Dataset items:

-=-=-=-=-

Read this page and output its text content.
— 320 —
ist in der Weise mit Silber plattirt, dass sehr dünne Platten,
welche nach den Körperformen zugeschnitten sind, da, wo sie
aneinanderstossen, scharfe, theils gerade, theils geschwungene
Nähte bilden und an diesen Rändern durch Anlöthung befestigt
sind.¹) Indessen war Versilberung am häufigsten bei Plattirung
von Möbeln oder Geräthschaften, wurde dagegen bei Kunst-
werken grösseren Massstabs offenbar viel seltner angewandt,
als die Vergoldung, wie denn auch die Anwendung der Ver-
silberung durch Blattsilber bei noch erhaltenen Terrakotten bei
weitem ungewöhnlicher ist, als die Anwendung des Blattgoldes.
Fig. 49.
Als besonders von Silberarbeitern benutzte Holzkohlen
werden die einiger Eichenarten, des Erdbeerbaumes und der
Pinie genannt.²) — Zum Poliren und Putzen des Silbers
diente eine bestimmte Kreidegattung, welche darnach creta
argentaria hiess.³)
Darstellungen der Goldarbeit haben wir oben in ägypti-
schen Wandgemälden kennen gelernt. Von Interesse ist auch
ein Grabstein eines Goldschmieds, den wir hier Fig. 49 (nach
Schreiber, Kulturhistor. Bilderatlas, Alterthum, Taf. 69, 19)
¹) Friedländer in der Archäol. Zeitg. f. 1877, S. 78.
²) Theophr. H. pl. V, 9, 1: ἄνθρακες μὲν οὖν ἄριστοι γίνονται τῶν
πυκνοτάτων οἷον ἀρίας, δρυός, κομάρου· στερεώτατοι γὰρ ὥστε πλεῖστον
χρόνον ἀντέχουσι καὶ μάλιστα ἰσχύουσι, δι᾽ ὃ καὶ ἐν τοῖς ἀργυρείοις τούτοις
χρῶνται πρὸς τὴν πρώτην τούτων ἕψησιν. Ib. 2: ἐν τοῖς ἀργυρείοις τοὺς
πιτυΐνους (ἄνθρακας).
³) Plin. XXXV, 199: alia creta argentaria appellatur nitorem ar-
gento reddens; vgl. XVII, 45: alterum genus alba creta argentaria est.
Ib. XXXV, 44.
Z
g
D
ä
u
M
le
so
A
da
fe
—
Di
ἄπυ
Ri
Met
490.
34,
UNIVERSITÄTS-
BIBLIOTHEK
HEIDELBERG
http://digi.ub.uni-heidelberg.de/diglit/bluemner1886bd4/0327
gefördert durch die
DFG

-=-=-=-=-

WHAT IS ASKED: Copy out the whole listing exactly; please set it all down.

EXERCISE OUTPUT:
Read this page and output its text content.
— 320 —
ist in der Weise mit Silber plattirt, dass sehr dünne Platten,
welche nach den Körperformen zugeschnitten sind, da, wo sie
aneinanderstossen, scharfe, theils gerade, theils geschwungene
Nähte bilden und an diesen Rändern durch Anlöthung befestigt
sind.¹) Indessen war Versilberung am häufigsten bei Plattirung
von Möbeln oder Geräthschaften, wurde dagegen bei Kunst-
werken grösseren Massstabs offenbar viel seltner angewandt,
als die Vergoldung, wie denn auch die Anwendung der Ver-
silberung durch Blattsilber bei noch erhaltenen Terrakotten bei
weitem ungewöhnlicher ist, als die Anwendung des Blattgoldes.
Fig. 49.
Als besonders von Silberarbeitern benutzte Holzkohlen
werden die einiger Eichenarten, des Erdbeerbaumes und der
Pinie genannt.²) — Zum Poliren und Putzen des Silbers
diente eine bestimmte Kreidegattung, welche darnach creta
argentaria hiess.³)
Darstellungen der Goldarbeit haben wir oben in ägypti-
schen Wandgemälden kennen gelernt. Von Interesse ist auch
ein Grabstein eines Goldschmieds, den wir hier Fig. 49 (nach
Schreiber, Kulturhistor. Bilderatlas, Alterthum, Taf. 69, 19)
¹) Friedländer in der Archäol. Zeitg. f. 1877, S. 78.
²) Theophr. H. pl. V, 9, 1: ἄνθρακες μὲν οὖν ἄριστοι γίνονται τῶν
πυκνοτάτων οἷον ἀρίας, δρυός, κομάρου· στερεώτατοι γὰρ ὥστε πλεῖστον
χρόνον ἀντέχουσι καὶ μάλιστα ἰσχύουσι, δι᾽ ὃ καὶ ἐν τοῖς ἀργυρείοις τούτοις
χρῶνται πρὸς τὴν πρώτην τούτων ἕψησιν. Ib. 2: ἐν τοῖς ἀργυρείοις τοὺς
πιτυΐνους (ἄνθρακας).
³) Plin. XXXV, 199: alia creta argentaria appellatur nitorem ar-
gento reddens; vgl. XVII, 45: alterum genus alba creta argentaria est.
Ib. XXXV, 44.
Z
g
D
ä
u
M
le
so
A
da
fe
—
Di
ἄπυ
Ri
Met
490.
34,
UNIVERSITÄTS-
BIBLIOTHEK
HEIDELBERG
http://digi.ub.uni-heidelberg.de/diglit/bluemner1886bd4/0327
gefördert durch die
DFG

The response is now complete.